Write the listing out again, all of it, word for word.

SOURCE MATERIAL
━━━━━━━━━━━━━━━━━━━━━━━━━━━━━━
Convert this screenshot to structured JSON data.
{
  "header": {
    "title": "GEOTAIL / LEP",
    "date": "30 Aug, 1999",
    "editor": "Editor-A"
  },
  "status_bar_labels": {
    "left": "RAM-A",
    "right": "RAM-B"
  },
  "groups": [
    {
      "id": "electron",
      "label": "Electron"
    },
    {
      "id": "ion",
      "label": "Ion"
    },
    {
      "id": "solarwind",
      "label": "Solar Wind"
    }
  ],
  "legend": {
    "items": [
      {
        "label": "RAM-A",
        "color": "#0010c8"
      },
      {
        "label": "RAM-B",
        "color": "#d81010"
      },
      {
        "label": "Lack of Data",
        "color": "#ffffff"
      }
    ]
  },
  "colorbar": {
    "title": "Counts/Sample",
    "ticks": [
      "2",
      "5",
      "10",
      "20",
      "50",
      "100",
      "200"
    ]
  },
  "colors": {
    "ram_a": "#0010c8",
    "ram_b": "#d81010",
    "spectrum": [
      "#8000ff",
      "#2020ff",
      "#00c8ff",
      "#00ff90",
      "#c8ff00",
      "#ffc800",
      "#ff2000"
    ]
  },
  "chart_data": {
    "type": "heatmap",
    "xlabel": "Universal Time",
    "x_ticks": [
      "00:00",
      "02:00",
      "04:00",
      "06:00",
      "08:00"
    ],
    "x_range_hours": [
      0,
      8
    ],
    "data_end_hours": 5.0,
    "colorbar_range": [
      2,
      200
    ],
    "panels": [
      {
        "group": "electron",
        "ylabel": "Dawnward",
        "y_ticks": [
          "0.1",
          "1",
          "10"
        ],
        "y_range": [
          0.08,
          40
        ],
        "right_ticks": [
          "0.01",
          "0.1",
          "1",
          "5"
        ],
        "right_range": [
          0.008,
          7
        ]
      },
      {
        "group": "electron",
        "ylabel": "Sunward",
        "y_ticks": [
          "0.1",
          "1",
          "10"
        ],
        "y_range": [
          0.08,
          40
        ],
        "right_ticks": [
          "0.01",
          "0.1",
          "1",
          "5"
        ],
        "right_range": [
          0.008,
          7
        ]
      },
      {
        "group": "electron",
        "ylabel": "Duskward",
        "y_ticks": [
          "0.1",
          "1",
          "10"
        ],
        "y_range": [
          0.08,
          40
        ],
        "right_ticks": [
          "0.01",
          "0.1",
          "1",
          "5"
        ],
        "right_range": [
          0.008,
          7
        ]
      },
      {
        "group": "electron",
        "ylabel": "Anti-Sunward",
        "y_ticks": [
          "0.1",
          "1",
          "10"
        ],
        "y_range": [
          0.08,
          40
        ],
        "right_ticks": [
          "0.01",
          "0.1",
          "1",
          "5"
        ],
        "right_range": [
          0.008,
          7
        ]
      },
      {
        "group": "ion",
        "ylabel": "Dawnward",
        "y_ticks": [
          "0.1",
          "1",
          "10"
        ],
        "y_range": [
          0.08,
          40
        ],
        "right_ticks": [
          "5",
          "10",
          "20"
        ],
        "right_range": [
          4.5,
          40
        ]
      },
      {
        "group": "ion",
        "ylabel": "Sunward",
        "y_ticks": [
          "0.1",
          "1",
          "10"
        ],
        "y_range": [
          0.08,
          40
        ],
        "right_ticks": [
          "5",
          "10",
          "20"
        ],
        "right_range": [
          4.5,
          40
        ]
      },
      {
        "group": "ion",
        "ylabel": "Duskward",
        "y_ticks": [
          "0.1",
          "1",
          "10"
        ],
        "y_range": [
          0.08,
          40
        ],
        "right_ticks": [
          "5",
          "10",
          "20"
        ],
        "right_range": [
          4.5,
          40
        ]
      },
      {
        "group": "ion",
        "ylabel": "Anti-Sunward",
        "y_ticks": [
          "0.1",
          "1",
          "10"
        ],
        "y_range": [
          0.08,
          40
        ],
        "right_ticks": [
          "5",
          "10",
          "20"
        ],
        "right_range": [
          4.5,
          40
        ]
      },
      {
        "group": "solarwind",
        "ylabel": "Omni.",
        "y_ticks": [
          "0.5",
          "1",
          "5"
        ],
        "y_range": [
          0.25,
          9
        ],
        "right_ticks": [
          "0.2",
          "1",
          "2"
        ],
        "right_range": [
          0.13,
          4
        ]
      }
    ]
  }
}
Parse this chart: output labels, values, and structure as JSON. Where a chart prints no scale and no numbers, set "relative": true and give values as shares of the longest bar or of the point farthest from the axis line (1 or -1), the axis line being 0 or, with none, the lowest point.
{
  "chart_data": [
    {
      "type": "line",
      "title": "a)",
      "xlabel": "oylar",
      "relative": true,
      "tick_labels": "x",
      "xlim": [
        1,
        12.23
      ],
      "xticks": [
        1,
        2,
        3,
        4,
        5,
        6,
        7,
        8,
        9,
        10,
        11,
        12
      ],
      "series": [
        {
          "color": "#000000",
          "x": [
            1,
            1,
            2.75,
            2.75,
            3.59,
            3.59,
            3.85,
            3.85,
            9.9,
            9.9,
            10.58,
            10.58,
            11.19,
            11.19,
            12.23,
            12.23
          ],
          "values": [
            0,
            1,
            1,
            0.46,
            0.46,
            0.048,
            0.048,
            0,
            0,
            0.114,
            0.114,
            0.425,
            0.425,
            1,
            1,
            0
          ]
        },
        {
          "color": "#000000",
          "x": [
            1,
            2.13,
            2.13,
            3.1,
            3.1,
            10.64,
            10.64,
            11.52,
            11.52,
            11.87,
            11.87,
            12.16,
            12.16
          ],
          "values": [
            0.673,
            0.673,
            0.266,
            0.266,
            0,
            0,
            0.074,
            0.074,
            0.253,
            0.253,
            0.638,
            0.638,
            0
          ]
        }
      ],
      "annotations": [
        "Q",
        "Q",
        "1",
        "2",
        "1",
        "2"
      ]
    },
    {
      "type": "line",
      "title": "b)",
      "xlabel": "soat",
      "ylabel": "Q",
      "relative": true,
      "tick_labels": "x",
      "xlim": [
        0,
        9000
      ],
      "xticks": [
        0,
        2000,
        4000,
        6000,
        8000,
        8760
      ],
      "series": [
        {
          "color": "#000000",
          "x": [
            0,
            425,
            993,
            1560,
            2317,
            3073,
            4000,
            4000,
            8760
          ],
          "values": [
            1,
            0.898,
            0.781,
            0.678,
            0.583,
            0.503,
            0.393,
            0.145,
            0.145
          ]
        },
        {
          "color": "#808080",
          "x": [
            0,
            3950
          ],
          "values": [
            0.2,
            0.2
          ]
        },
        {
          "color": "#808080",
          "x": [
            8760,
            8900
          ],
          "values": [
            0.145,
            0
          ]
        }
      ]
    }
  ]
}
━━━━━━━━━━━━━━━━━━━━━━━━━━━━━━
EXERCISE OUTPUT
Convert this screenshot to structured JSON data.
{
  "header": {
    "title": "GEOTAIL / LEP",
    "date": "30 Aug, 1999",
    "editor": "Editor-A"
  },
  "status_bar_labels": {
    "left": "RAM-A",
    "right": "RAM-B"
  },
  "groups": [
    {
      "id": "electron",
      "label": "Electron"
    },
    {
      "id": "ion",
      "label": "Ion"
    },
    {
      "id": "solarwind",
      "label": "Solar Wind"
    }
  ],
  "legend": {
    "items": [
      {
        "label": "RAM-A",
        "color": "#0010c8"
      },
      {
        "label": "RAM-B",
        "color": "#d81010"
      },
      {
        "label": "Lack of Data",
        "color": "#ffffff"
      }
    ]
  },
  "colorbar": {
    "title": "Counts/Sample",
    "ticks": [
      "2",
      "5",
      "10",
      "20",
      "50",
      "100",
      "200"
    ]
  },
  "colors": {
    "ram_a": "#0010c8",
    "ram_b": "#d81010",
    "spectrum": [
      "#8000ff",
      "#2020ff",
      "#00c8ff",
      "#00ff90",
      "#c8ff00",
      "#ffc800",
      "#ff2000"
    ]
  },
  "chart_data": {
    "type": "heatmap",
    "xlabel": "Universal Time",
    "x_ticks": [
      "00:00",
      "02:00",
      "04:00",
      "06:00",
      "08:00"
    ],
    "x_range_hours": [
      0,
      8
    ],
    "data_end_hours": 5.0,
    "colorbar_range": [
      2,
      200
    ],
    "panels": [
      {
        "group": "electron",
        "ylabel": "Dawnward",
        "y_ticks": [
          "0.1",
          "1",
          "10"
        ],
        "y_range": [
          0.08,
          40
        ],
        "right_ticks": [
          "0.01",
          "0.1",
          "1",
          "5"
        ],
        "right_range": [
          0.008,
          7
        ]
      },
      {
        "group": "electron",
        "ylabel": "Sunward",
        "y_ticks": [
          "0.1",
          "1",
          "10"
        ],
        "y_range": [
          0.08,
          40
        ],
        "right_ticks": [
          "0.01",
          "0.1",
          "1",
          "5"
        ],
        "right_range": [
          0.008,
          7
        ]
      },
      {
        "group": "electron",
        "ylabel": "Duskward",
        "y_ticks": [
          "0.1",
          "1",
          "10"
        ],
        "y_range": [
          0.08,
          40
        ],
        "right_ticks": [
          "0.01",
          "0.1",
          "1",
          "5"
        ],
        "right_range": [
          0.008,
          7
        ]
      },
      {
        "group": "electron",
        "ylabel": "Anti-Sunward",
        "y_ticks": [
          "0.1",
          "1",
          "10"
        ],
        "y_range": [
          0.08,
          40
        ],
        "right_ticks": [
          "0.01",
          "0.1",
          "1",
          "5"
        ],
        "right_range": [
          0.008,
          7
        ]
      },
      {
        "group": "ion",
        "ylabel": "Dawnward",
        "y_ticks": [
          "0.1",
          "1",
          "10"
        ],
        "y_range": [
          0.08,
          40
        ],
        "right_ticks": [
          "5",
          "10",
          "20"
        ],
        "right_range": [
          4.5,
          40
        ]
      },
      {
        "group": "ion",
        "ylabel": "Sunward",
        "y_ticks": [
          "0.1",
          "1",
          "10"
        ],
        "y_range": [
          0.08,
          40
        ],
        "right_ticks": [
          "5",
          "10",
          "20"
        ],
        "right_range": [
          4.5,
          40
        ]
      },
      {
        "group": "ion",
        "ylabel": "Duskward",
        "y_ticks": [
          "0.1",
          "1",
          "10"
        ],
        "y_range": [
          0.08,
          40
        ],
        "right_ticks": [
          "5",
          "10",
          "20"
        ],
        "right_range": [
          4.5,
          40
        ]
      },
      {
        "group": "ion",
        "ylabel": "Anti-Sunward",
        "y_ticks": [
          "0.1",
          "1",
          "10"
        ],
        "y_range": [
          0.08,
          40
        ],
        "right_ticks": [
          "5",
          "10",
          "20"
        ],
        "right_range": [
          4.5,
          40
        ]
      },
      {
        "group": "solarwind",
        "ylabel": "Omni.",
        "y_ticks": [
          "0.5",
          "1",
          "5"
        ],
        "y_range": [
          0.25,
          9
        ],
        "right_ticks": [
          "0.2",
          "1",
          "2"
        ],
        "right_range": [
          0.13,
          4
        ]
      }
    ]
  }
}
Parse this chart: output labels, values, and structure as JSON. Where a chart prints no scale and no numbers, set "relative": true and give values as shares of the longest bar or of the point farthest from the axis line (1 or -1), the axis line being 0 or, with none, the lowest point.
{
  "chart_data": [
    {
      "type": "line",
      "title": "a)",
      "xlabel": "oylar",
      "relative": true,
      "tick_labels": "x",
      "xlim": [
        1,
        12.23
      ],
      "xticks": [
        1,
        2,
        3,
        4,
        5,
        6,
        7,
        8,
        9,
        10,
        11,
        12
      ],
      "series": [
        {
          "color": "#000000",
          "x": [
            1,
            1,
            2.75,
            2.75,
            3.59,
            3.59,
            3.85,
            3.85,
            9.9,
            9.9,
            10.58,
            10.58,
            11.19,
            11.19,
            12.23,
            12.23
          ],
          "values": [
            0,
            1,
            1,
            0.46,
            0.46,
            0.048,
            0.048,
            0,
            0,
            0.114,
            0.114,
            0.425,
            0.425,
            1,
            1,
            0
          ]
        },
        {
          "color": "#000000",
          "x": [
            1,
            2.13,
            2.13,
            3.1,
            3.1,
            10.64,
            10.64,
            11.52,
            11.52,
            11.87,
            11.87,
            12.16,
            12.16
          ],
          "values": [
            0.673,
            0.673,
            0.266,
            0.266,
            0,
            0,
            0.074,
            0.074,
            0.253,
            0.253,
            0.638,
            0.638,
            0
          ]
        }
      ],
      "annotations": [
        "Q",
        "Q",
        "1",
        "2",
        "1",
        "2"
      ]
    },
    {
      "type": "line",
      "title": "b)",
      "xlabel": "soat",
      "ylabel": "Q",
      "relative": true,
      "tick_labels": "x",
      "xlim": [
        0,
        9000
      ],
      "xticks": [
        0,
        2000,
        4000,
        6000,
        8000,
        8760
      ],
      "series": [
        {
          "color": "#000000",
          "x": [
            0,
            425,
            993,
            1560,
            2317,
            3073,
            4000,
            4000,
            8760
          ],
          "values": [
            1,
            0.898,
            0.781,
            0.678,
            0.583,
            0.503,
            0.393,
            0.145,
            0.145
          ]
        },
        {
          "color": "#808080",
          "x": [
            0,
            3950
          ],
          "values": [
            0.2,
            0.2
          ]
        },
        {
          "color": "#808080",
          "x": [
            8760,
            8900
          ],
          "values": [
            0.145,
            0
          ]
        }
      ]
    }
  ]
}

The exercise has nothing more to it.